● RECORDS FOR PROCESSING

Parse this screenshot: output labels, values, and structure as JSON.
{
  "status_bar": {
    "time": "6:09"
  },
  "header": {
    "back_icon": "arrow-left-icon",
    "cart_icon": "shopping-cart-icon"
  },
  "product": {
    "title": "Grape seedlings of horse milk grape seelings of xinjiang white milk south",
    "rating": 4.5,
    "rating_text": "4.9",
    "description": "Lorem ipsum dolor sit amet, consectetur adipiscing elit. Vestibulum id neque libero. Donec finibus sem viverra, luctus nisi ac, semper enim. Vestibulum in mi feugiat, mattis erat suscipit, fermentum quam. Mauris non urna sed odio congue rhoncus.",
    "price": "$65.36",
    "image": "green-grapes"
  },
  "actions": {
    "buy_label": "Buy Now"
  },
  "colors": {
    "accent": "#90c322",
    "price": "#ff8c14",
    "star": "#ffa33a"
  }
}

● WORK INSTRUCTIONS
Would you reproduce the material above in full, exactly as given?

● COMPLETE RESPONSE
Parse this screenshot: output labels, values, and structure as JSON.
{
  "status_bar": {
    "time": "6:09"
  },
  "header": {
    "back_icon": "arrow-left-icon",
    "cart_icon": "shopping-cart-icon"
  },
  "product": {
    "title": "Grape seedlings of horse milk grape seelings of xinjiang white milk south",
    "rating": 4.5,
    "rating_text": "4.9",
    "description": "Lorem ipsum dolor sit amet, consectetur adipiscing elit. Vestibulum id neque libero. Donec finibus sem viverra, luctus nisi ac, semper enim. Vestibulum in mi feugiat, mattis erat suscipit, fermentum quam. Mauris non urna sed odio congue rhoncus.",
    "price": "$65.36",
    "image": "green-grapes"
  },
  "actions": {
    "buy_label": "Buy Now"
  },
  "colors": {
    "accent": "#90c322",
    "price": "#ff8c14",
    "star": "#ffa33a"
  }
}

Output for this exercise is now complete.